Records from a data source
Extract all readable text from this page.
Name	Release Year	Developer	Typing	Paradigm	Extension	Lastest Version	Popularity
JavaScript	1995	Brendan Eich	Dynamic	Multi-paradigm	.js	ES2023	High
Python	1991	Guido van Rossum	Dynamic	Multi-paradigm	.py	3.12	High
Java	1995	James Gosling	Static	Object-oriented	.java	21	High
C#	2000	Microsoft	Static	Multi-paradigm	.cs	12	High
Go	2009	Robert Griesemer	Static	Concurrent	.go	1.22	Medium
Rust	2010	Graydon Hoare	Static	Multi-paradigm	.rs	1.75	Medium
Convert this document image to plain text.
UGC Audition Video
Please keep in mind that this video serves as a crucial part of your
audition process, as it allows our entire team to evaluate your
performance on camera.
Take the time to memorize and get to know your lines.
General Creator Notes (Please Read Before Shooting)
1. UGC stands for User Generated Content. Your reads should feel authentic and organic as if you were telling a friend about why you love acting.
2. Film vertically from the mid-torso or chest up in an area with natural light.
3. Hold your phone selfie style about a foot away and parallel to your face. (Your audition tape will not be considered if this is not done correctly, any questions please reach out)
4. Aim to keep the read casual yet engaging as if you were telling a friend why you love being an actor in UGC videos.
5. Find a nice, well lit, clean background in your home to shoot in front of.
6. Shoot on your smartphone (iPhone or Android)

### WORK REQUIRED:
Extract every line above containing the word "Static".

### WRITTEN ANSWER:
Java	1995	James Gosling	Static	Object-oriented	.java	21	High
C#	2000	Microsoft	Static	Multi-paradigm	.cs	12	High
Go	2009	Robert Griesemer	Static	Concurrent	.go	1.22	Medium
Rust	2010	Graydon Hoare	Static	Multi-paradigm	.rs	1.75	Medium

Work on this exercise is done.